## AVAILABLE DATA
▼▼▼
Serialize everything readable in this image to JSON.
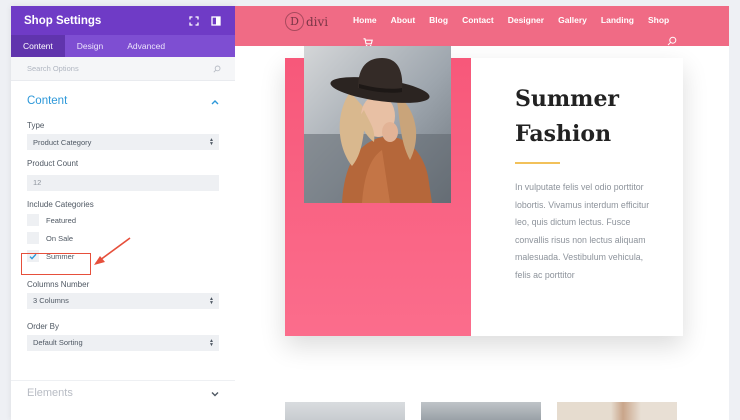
{
  "panel": {
    "title": "Shop Settings",
    "tabs": [
      "Content",
      "Design",
      "Advanced"
    ],
    "search_placeholder": "Search Options",
    "section_title": "Content",
    "type_label": "Type",
    "type_value": "Product Category",
    "count_label": "Product Count",
    "count_value": "12",
    "include_label": "Include Categories",
    "categories": [
      {
        "label": "Featured",
        "checked": false
      },
      {
        "label": "On Sale",
        "checked": false
      },
      {
        "label": "Summer",
        "checked": true
      }
    ],
    "columns_label": "Columns Number",
    "columns_value": "3 Columns",
    "order_label": "Order By",
    "order_value": "Default Sorting",
    "elements_title": "Elements"
  },
  "site": {
    "logo_text": "divi",
    "menu": [
      "Home",
      "About",
      "Blog",
      "Contact",
      "Designer",
      "Gallery",
      "Landing",
      "Shop"
    ],
    "card_title_line1": "Summer",
    "card_title_line2": "Fashion",
    "card_body": "In vulputate felis vel odio porttitor lobortis. Vivamus interdum efficitur leo, quis dictum lectus. Fusce convallis risus non lectus aliquam malesuada. Vestibulum vehicula, felis ac porttitor"
  },
  "colors": {
    "panel_header": "#6f3bc6",
    "tabs_bar": "#7e4ed2",
    "accent_blue": "#2d98d9",
    "nav_pink": "#f06b85",
    "card_pink": "#f7587a",
    "divider_gold": "#f2c15a",
    "annotation_red": "#e64f3b"
  }
}
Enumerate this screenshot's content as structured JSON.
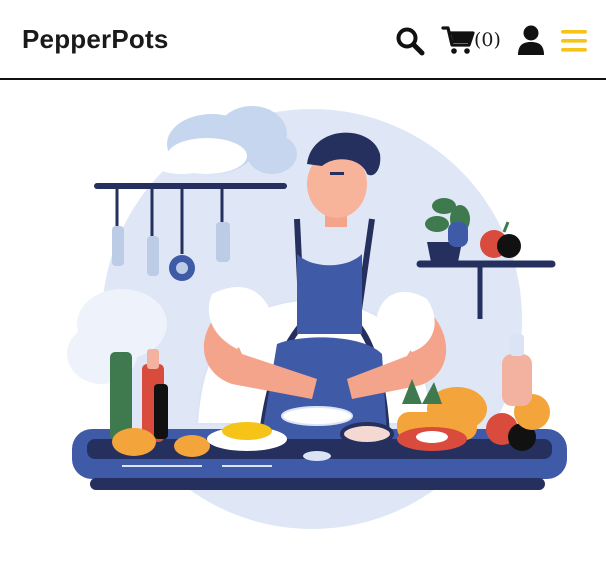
{
  "header": {
    "brand": "PepperPots",
    "cart_count": "(0)"
  },
  "icons": {
    "search": "search-icon",
    "cart": "cart-icon",
    "user": "user-icon",
    "menu": "hamburger-menu-icon"
  },
  "colors": {
    "accent": "#f6c419",
    "text": "#1a1a1a",
    "navy": "#26305f",
    "blue": "#3f5aa6",
    "light_blue": "#dbe4f5"
  },
  "hero": {
    "image": "chef-cooking-illustration"
  }
}
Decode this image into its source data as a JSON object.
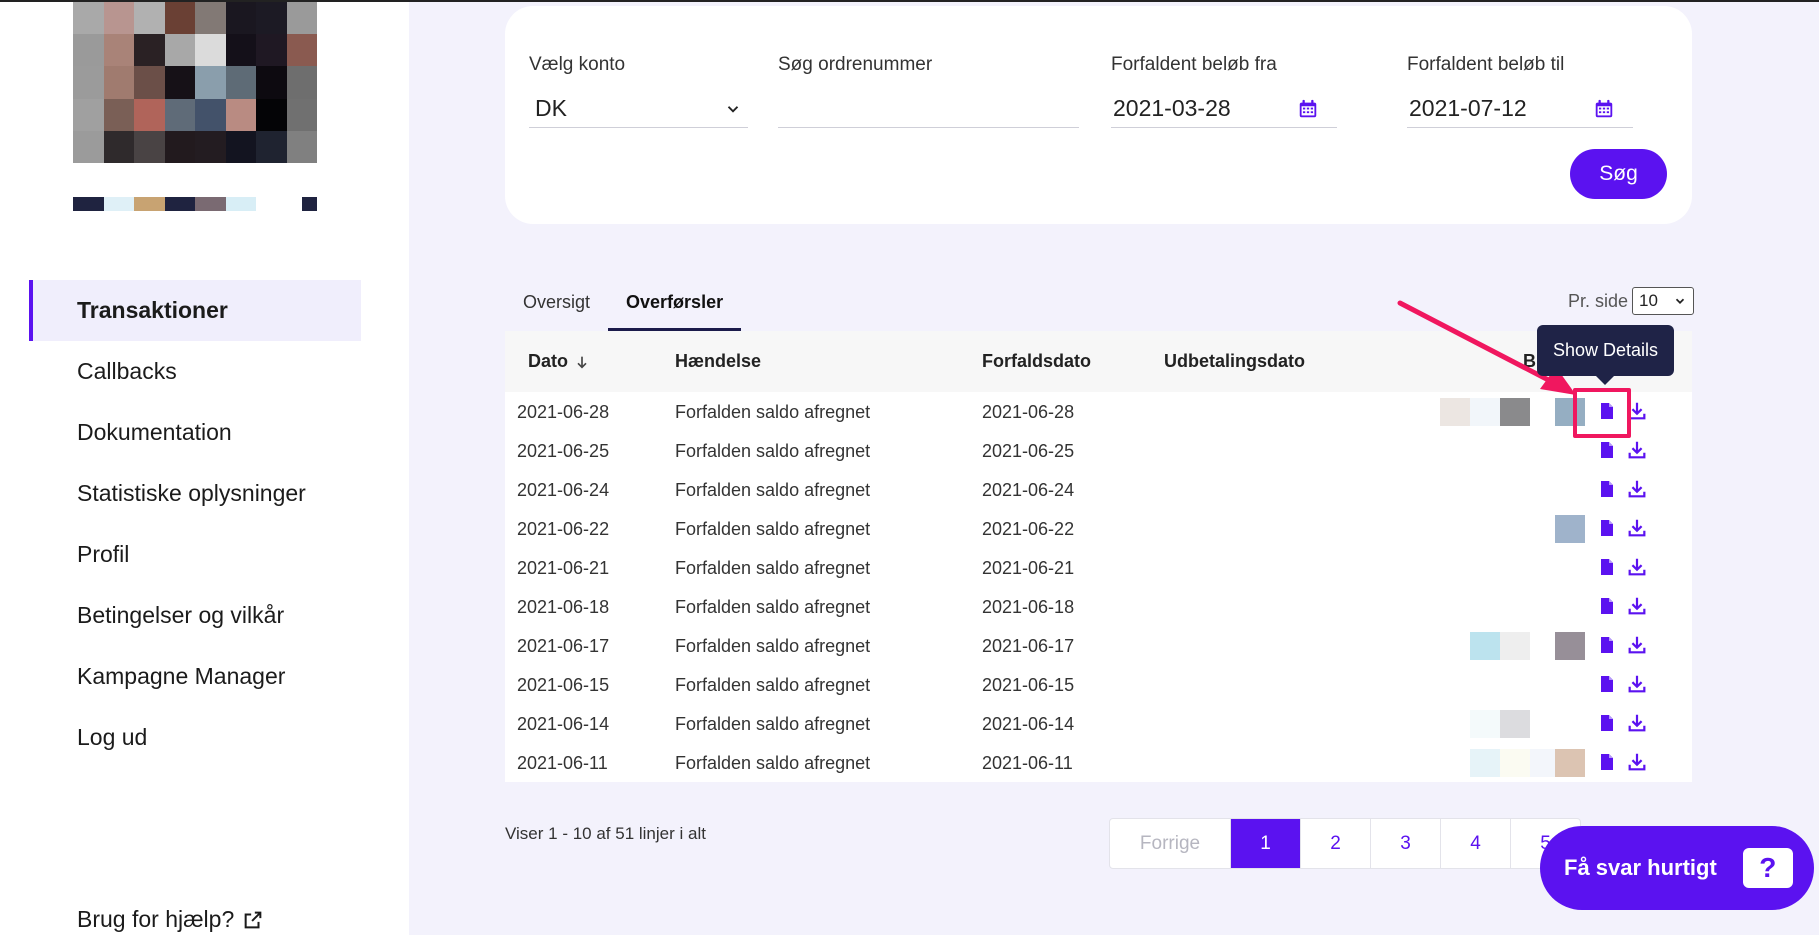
{
  "colors": {
    "accent": "#5b12f0",
    "highlight": "#f0175f",
    "tooltip_bg": "#1f2347"
  },
  "sidebar": {
    "logo_icon": "pixelated-logo",
    "items": [
      {
        "label": "Transaktioner",
        "active": true
      },
      {
        "label": "Callbacks"
      },
      {
        "label": "Dokumentation"
      },
      {
        "label": "Statistiske oplysninger"
      },
      {
        "label": "Profil"
      },
      {
        "label": "Betingelser og vilkår"
      },
      {
        "label": "Kampagne Manager"
      },
      {
        "label": "Log ud"
      }
    ],
    "help_label": "Brug for hjælp?",
    "help_icon": "external-link-icon"
  },
  "filters": {
    "account": {
      "label": "Vælg konto",
      "value": "DK"
    },
    "order": {
      "label": "Søg ordrenummer",
      "value": ""
    },
    "amount_from": {
      "label": "Forfaldent beløb fra",
      "value": "2021-03-28"
    },
    "amount_to": {
      "label": "Forfaldent beløb til",
      "value": "2021-07-12"
    },
    "search_label": "Søg"
  },
  "tabs": [
    {
      "label": "Oversigt",
      "active": false
    },
    {
      "label": "Overførsler",
      "active": true
    }
  ],
  "per_page": {
    "label": "Pr. side",
    "value": "10"
  },
  "table": {
    "headers": {
      "date": "Dato",
      "event": "Hændelse",
      "due": "Forfaldsdato",
      "payout": "Udbetalingsdato",
      "amount_partial": "B"
    },
    "rows": [
      {
        "date": "2021-06-28",
        "event": "Forfalden saldo afregnet",
        "due": "2021-06-28"
      },
      {
        "date": "2021-06-25",
        "event": "Forfalden saldo afregnet",
        "due": "2021-06-25"
      },
      {
        "date": "2021-06-24",
        "event": "Forfalden saldo afregnet",
        "due": "2021-06-24"
      },
      {
        "date": "2021-06-22",
        "event": "Forfalden saldo afregnet",
        "due": "2021-06-22"
      },
      {
        "date": "2021-06-21",
        "event": "Forfalden saldo afregnet",
        "due": "2021-06-21"
      },
      {
        "date": "2021-06-18",
        "event": "Forfalden saldo afregnet",
        "due": "2021-06-18"
      },
      {
        "date": "2021-06-17",
        "event": "Forfalden saldo afregnet",
        "due": "2021-06-17"
      },
      {
        "date": "2021-06-15",
        "event": "Forfalden saldo afregnet",
        "due": "2021-06-15"
      },
      {
        "date": "2021-06-14",
        "event": "Forfalden saldo afregnet",
        "due": "2021-06-14"
      },
      {
        "date": "2021-06-11",
        "event": "Forfalden saldo afregnet",
        "due": "2021-06-11"
      }
    ]
  },
  "tooltip": {
    "text": "Show Details"
  },
  "footer": {
    "showing": "Viser 1 - 10 af 51 linjer i alt",
    "pager": {
      "prev": "Forrige",
      "pages": [
        "1",
        "2",
        "3",
        "4",
        "5"
      ],
      "current": "1"
    }
  },
  "chat": {
    "label": "Få svar hurtigt",
    "icon_text": "?"
  }
}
▲▲▲
## WRITTEN EXERCISE
Pictures are to be left out; the records above must be repeated word for word.

## EXERCISE RESULT
Serialize everything readable in this image to JSON.
{
  "panel": {
    "title": "Shop Settings",
    "tabs": [
      "Content",
      "Design",
      "Advanced"
    ],
    "search_placeholder": "Search Options",
    "section_title": "Content",
    "type_label": "Type",
    "type_value": "Product Category",
    "count_label": "Product Count",
    "count_value": "12",
    "include_label": "Include Categories",
    "categories": [
      {
        "label": "Featured",
        "checked": false
      },
      {
        "label": "On Sale",
        "checked": false
      },
      {
        "label": "Summer",
        "checked": true
      }
    ],
    "columns_label": "Columns Number",
    "columns_value": "3 Columns",
    "order_label": "Order By",
    "order_value": "Default Sorting",
    "elements_title": "Elements"
  },
  "site": {
    "logo_text": "divi",
    "menu": [
      "Home",
      "About",
      "Blog",
      "Contact",
      "Designer",
      "Gallery",
      "Landing",
      "Shop"
    ],
    "card_title_line1": "Summer",
    "card_title_line2": "Fashion",
    "card_body": "In vulputate felis vel odio porttitor lobortis. Vivamus interdum efficitur leo, quis dictum lectus. Fusce convallis risus non lectus aliquam malesuada. Vestibulum vehicula, felis ac porttitor"
  },
  "colors": {
    "panel_header": "#6f3bc6",
    "tabs_bar": "#7e4ed2",
    "accent_blue": "#2d98d9",
    "nav_pink": "#f06b85",
    "card_pink": "#f7587a",
    "divider_gold": "#f2c15a",
    "annotation_red": "#e64f3b"
  }
}
Enumerate this screenshot's content as structured JSON.
{
  "header": {
    "brand": "PepperPots",
    "cart_count": "(0)"
  },
  "icons": {
    "search": "search-icon",
    "cart": "cart-icon",
    "user": "user-icon",
    "menu": "hamburger-menu-icon"
  },
  "colors": {
    "accent": "#f6c419",
    "text": "#1a1a1a",
    "navy": "#26305f",
    "blue": "#3f5aa6",
    "light_blue": "#dbe4f5"
  },
  "hero": {
    "image": "chef-cooking-illustration"
  }
}
Decode this image into its source data as a JSON object.
{
  "colors": {
    "accent": "#5b12f0",
    "highlight": "#f0175f",
    "tooltip_bg": "#1f2347"
  },
  "sidebar": {
    "logo_icon": "pixelated-logo",
    "items": [
      {
        "label": "Transaktioner",
        "active": true
      },
      {
        "label": "Callbacks"
      },
      {
        "label": "Dokumentation"
      },
      {
        "label": "Statistiske oplysninger"
      },
      {
        "label": "Profil"
      },
      {
        "label": "Betingelser og vilkår"
      },
      {
        "label": "Kampagne Manager"
      },
      {
        "label": "Log ud"
      }
    ],
    "help_label": "Brug for hjælp?",
    "help_icon": "external-link-icon"
  },
  "filters": {
    "account": {
      "label": "Vælg konto",
      "value": "DK"
    },
    "order": {
      "label": "Søg ordrenummer",
      "value": ""
    },
    "amount_from": {
      "label": "Forfaldent beløb fra",
      "value": "2021-03-28"
    },
    "amount_to": {
      "label": "Forfaldent beløb til",
      "value": "2021-07-12"
    },
    "search_label": "Søg"
  },
  "tabs": [
    {
      "label": "Oversigt",
      "active": false
    },
    {
      "label": "Overførsler",
      "active": true
    }
  ],
  "per_page": {
    "label": "Pr. side",
    "value": "10"
  },
  "table": {
    "headers": {
      "date": "Dato",
      "event": "Hændelse",
      "due": "Forfaldsdato",
      "payout": "Udbetalingsdato",
      "amount_partial": "B"
    },
    "rows": [
      {
        "date": "2021-06-28",
        "event": "Forfalden saldo afregnet",
        "due": "2021-06-28"
      },
      {
        "date": "2021-06-25",
        "event": "Forfalden saldo afregnet",
        "due": "2021-06-25"
      },
      {
        "date": "2021-06-24",
        "event": "Forfalden saldo afregnet",
        "due": "2021-06-24"
      },
      {
        "date": "2021-06-22",
        "event": "Forfalden saldo afregnet",
        "due": "2021-06-22"
      },
      {
        "date": "2021-06-21",
        "event": "Forfalden saldo afregnet",
        "due": "2021-06-21"
      },
      {
        "date": "2021-06-18",
        "event": "Forfalden saldo afregnet",
        "due": "2021-06-18"
      },
      {
        "date": "2021-06-17",
        "event": "Forfalden saldo afregnet",
        "due": "2021-06-17"
      },
      {
        "date": "2021-06-15",
        "event": "Forfalden saldo afregnet",
        "due": "2021-06-15"
      },
      {
        "date": "2021-06-14",
        "event": "Forfalden saldo afregnet",
        "due": "2021-06-14"
      },
      {
        "date": "2021-06-11",
        "event": "Forfalden saldo afregnet",
        "due": "2021-06-11"
      }
    ]
  },
  "tooltip": {
    "text": "Show Details"
  },
  "footer": {
    "showing": "Viser 1 - 10 af 51 linjer i alt",
    "pager": {
      "prev": "Forrige",
      "pages": [
        "1",
        "2",
        "3",
        "4",
        "5"
      ],
      "current": "1"
    }
  },
  "chat": {
    "label": "Få svar hurtigt",
    "icon_text": "?"
  }
}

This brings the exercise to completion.